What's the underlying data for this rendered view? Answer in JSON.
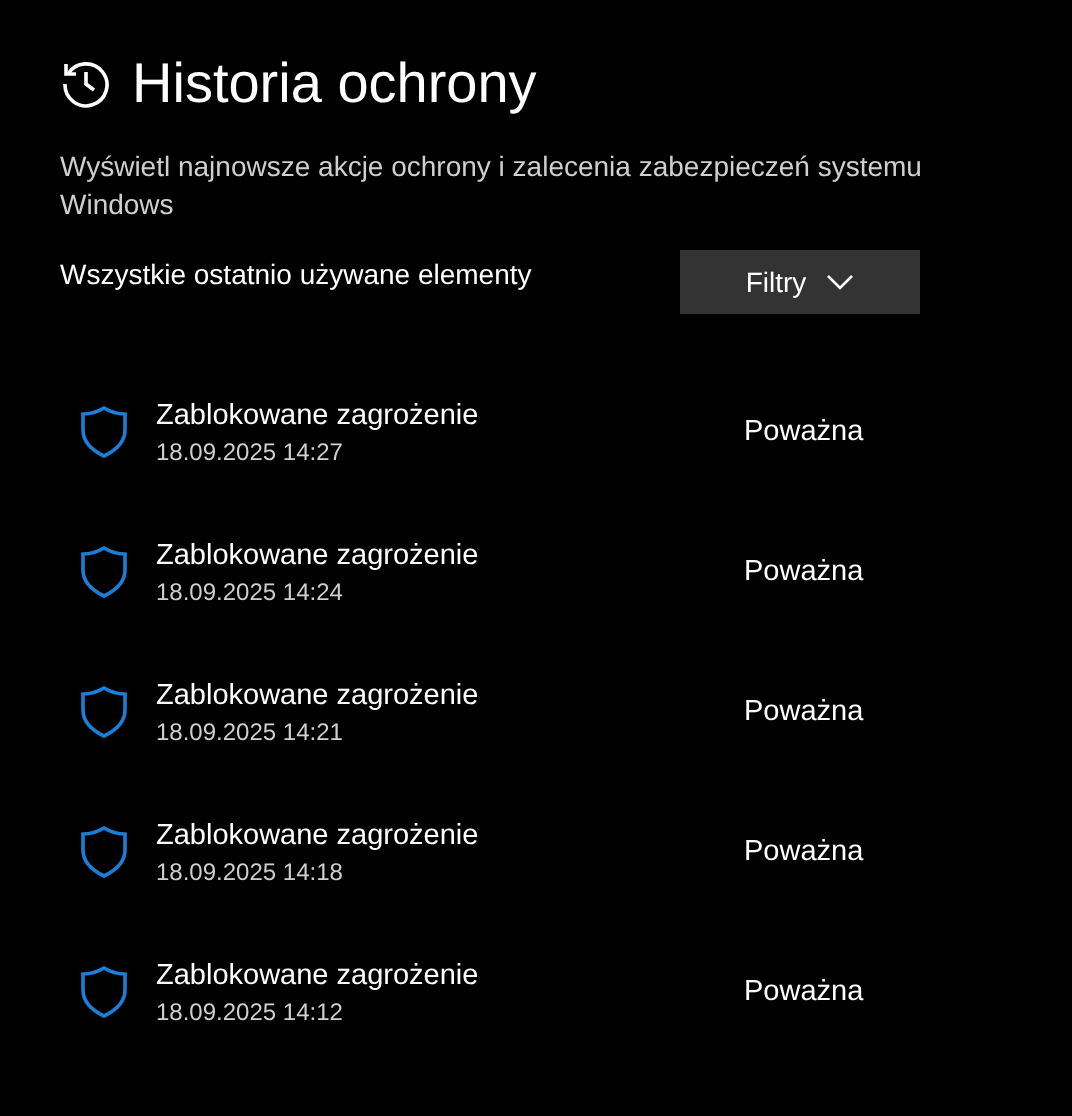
{
  "title": "Historia ochrony",
  "description": "Wyświetl najnowsze akcje ochrony i zalecenia zabezpieczeń systemu Windows",
  "filter_label": "Wszystkie ostatnio używane elementy",
  "filter_button": "Filtry",
  "items": [
    {
      "title": "Zablokowane zagrożenie",
      "date": "18.09.2025 14:27",
      "severity": "Poważna"
    },
    {
      "title": "Zablokowane zagrożenie",
      "date": "18.09.2025 14:24",
      "severity": "Poważna"
    },
    {
      "title": "Zablokowane zagrożenie",
      "date": "18.09.2025 14:21",
      "severity": "Poważna"
    },
    {
      "title": "Zablokowane zagrożenie",
      "date": "18.09.2025 14:18",
      "severity": "Poważna"
    },
    {
      "title": "Zablokowane zagrożenie",
      "date": "18.09.2025 14:12",
      "severity": "Poważna"
    }
  ]
}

==*==

* _Task_
Without the pictures, restate each entry exactly.

* _Worked answer_
What's the underlying data for this rendered view? Answer in JSON.
{
  "title": "Historia ochrony",
  "description": "Wyświetl najnowsze akcje ochrony i zalecenia zabezpieczeń systemu Windows",
  "filter_label": "Wszystkie ostatnio używane elementy",
  "filter_button": "Filtry",
  "items": [
    {
      "title": "Zablokowane zagrożenie",
      "date": "18.09.2025 14:27",
      "severity": "Poważna"
    },
    {
      "title": "Zablokowane zagrożenie",
      "date": "18.09.2025 14:24",
      "severity": "Poważna"
    },
    {
      "title": "Zablokowane zagrożenie",
      "date": "18.09.2025 14:21",
      "severity": "Poważna"
    },
    {
      "title": "Zablokowane zagrożenie",
      "date": "18.09.2025 14:18",
      "severity": "Poważna"
    },
    {
      "title": "Zablokowane zagrożenie",
      "date": "18.09.2025 14:12",
      "severity": "Poważna"
    }
  ]
}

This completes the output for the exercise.